→ TASK DESCRIPTION
Print all of the data exactly.

[Items listed in a dataset]
|---|

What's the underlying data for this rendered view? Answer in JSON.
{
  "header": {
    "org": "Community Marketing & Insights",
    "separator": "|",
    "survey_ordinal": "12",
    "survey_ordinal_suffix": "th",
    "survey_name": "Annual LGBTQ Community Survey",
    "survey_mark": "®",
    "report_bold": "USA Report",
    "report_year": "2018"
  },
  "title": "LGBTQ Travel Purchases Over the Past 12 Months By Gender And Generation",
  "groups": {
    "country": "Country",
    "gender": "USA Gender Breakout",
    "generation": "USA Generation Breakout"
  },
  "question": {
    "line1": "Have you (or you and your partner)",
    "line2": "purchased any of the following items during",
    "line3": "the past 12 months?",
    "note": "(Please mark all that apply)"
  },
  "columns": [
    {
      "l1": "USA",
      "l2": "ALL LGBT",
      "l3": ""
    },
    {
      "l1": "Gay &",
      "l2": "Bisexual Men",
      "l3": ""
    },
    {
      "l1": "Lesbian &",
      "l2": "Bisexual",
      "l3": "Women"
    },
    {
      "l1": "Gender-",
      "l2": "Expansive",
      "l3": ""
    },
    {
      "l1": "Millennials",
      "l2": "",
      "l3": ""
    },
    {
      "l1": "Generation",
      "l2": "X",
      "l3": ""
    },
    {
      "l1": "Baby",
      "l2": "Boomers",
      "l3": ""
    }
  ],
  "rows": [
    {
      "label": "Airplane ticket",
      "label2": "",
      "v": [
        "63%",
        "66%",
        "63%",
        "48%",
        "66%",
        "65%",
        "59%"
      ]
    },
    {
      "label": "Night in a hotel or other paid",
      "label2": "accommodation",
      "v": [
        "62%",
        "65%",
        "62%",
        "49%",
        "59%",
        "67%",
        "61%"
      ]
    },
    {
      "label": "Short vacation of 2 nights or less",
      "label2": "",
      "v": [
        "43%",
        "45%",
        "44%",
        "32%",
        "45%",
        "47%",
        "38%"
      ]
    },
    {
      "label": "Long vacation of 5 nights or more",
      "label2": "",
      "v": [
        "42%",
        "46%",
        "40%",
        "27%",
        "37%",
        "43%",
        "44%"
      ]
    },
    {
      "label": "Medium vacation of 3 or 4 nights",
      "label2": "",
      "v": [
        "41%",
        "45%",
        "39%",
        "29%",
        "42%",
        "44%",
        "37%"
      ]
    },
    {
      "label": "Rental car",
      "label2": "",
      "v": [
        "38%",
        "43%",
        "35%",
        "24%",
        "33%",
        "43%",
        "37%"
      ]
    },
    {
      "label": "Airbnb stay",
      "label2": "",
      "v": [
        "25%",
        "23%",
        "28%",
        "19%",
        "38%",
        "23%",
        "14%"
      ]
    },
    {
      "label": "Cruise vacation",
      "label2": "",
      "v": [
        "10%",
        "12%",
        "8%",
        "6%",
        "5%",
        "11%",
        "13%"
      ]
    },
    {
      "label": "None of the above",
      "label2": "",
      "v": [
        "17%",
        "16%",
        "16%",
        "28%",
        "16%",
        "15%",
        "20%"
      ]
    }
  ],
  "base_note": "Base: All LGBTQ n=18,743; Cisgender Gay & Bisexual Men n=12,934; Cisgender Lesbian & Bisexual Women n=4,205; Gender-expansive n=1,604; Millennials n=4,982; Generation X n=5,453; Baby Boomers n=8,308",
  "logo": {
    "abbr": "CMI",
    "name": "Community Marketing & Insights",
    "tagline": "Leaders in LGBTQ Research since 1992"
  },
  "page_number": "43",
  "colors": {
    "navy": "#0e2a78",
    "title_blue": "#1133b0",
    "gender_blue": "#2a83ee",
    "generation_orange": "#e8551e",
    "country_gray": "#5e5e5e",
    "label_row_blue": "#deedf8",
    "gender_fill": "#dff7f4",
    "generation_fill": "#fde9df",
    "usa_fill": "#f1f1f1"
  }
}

|---|

→ TASK RESULT
What's the underlying data for this rendered view? Answer in JSON.
{
  "header": {
    "org": "Community Marketing & Insights",
    "separator": "|",
    "survey_ordinal": "12",
    "survey_ordinal_suffix": "th",
    "survey_name": "Annual LGBTQ Community Survey",
    "survey_mark": "®",
    "report_bold": "USA Report",
    "report_year": "2018"
  },
  "title": "LGBTQ Travel Purchases Over the Past 12 Months By Gender And Generation",
  "groups": {
    "country": "Country",
    "gender": "USA Gender Breakout",
    "generation": "USA Generation Breakout"
  },
  "question": {
    "line1": "Have you (or you and your partner)",
    "line2": "purchased any of the following items during",
    "line3": "the past 12 months?",
    "note": "(Please mark all that apply)"
  },
  "columns": [
    {
      "l1": "USA",
      "l2": "ALL LGBT",
      "l3": ""
    },
    {
      "l1": "Gay &",
      "l2": "Bisexual Men",
      "l3": ""
    },
    {
      "l1": "Lesbian &",
      "l2": "Bisexual",
      "l3": "Women"
    },
    {
      "l1": "Gender-",
      "l2": "Expansive",
      "l3": ""
    },
    {
      "l1": "Millennials",
      "l2": "",
      "l3": ""
    },
    {
      "l1": "Generation",
      "l2": "X",
      "l3": ""
    },
    {
      "l1": "Baby",
      "l2": "Boomers",
      "l3": ""
    }
  ],
  "rows": [
    {
      "label": "Airplane ticket",
      "label2": "",
      "v": [
        "63%",
        "66%",
        "63%",
        "48%",
        "66%",
        "65%",
        "59%"
      ]
    },
    {
      "label": "Night in a hotel or other paid",
      "label2": "accommodation",
      "v": [
        "62%",
        "65%",
        "62%",
        "49%",
        "59%",
        "67%",
        "61%"
      ]
    },
    {
      "label": "Short vacation of 2 nights or less",
      "label2": "",
      "v": [
        "43%",
        "45%",
        "44%",
        "32%",
        "45%",
        "47%",
        "38%"
      ]
    },
    {
      "label": "Long vacation of 5 nights or more",
      "label2": "",
      "v": [
        "42%",
        "46%",
        "40%",
        "27%",
        "37%",
        "43%",
        "44%"
      ]
    },
    {
      "label": "Medium vacation of 3 or 4 nights",
      "label2": "",
      "v": [
        "41%",
        "45%",
        "39%",
        "29%",
        "42%",
        "44%",
        "37%"
      ]
    },
    {
      "label": "Rental car",
      "label2": "",
      "v": [
        "38%",
        "43%",
        "35%",
        "24%",
        "33%",
        "43%",
        "37%"
      ]
    },
    {
      "label": "Airbnb stay",
      "label2": "",
      "v": [
        "25%",
        "23%",
        "28%",
        "19%",
        "38%",
        "23%",
        "14%"
      ]
    },
    {
      "label": "Cruise vacation",
      "label2": "",
      "v": [
        "10%",
        "12%",
        "8%",
        "6%",
        "5%",
        "11%",
        "13%"
      ]
    },
    {
      "label": "None of the above",
      "label2": "",
      "v": [
        "17%",
        "16%",
        "16%",
        "28%",
        "16%",
        "15%",
        "20%"
      ]
    }
  ],
  "base_note": "Base: All LGBTQ n=18,743; Cisgender Gay & Bisexual Men n=12,934; Cisgender Lesbian & Bisexual Women n=4,205; Gender-expansive n=1,604; Millennials n=4,982; Generation X n=5,453; Baby Boomers n=8,308",
  "logo": {
    "abbr": "CMI",
    "name": "Community Marketing & Insights",
    "tagline": "Leaders in LGBTQ Research since 1992"
  },
  "page_number": "43",
  "colors": {
    "navy": "#0e2a78",
    "title_blue": "#1133b0",
    "gender_blue": "#2a83ee",
    "generation_orange": "#e8551e",
    "country_gray": "#5e5e5e",
    "label_row_blue": "#deedf8",
    "gender_fill": "#dff7f4",
    "generation_fill": "#fde9df",
    "usa_fill": "#f1f1f1"
  }
}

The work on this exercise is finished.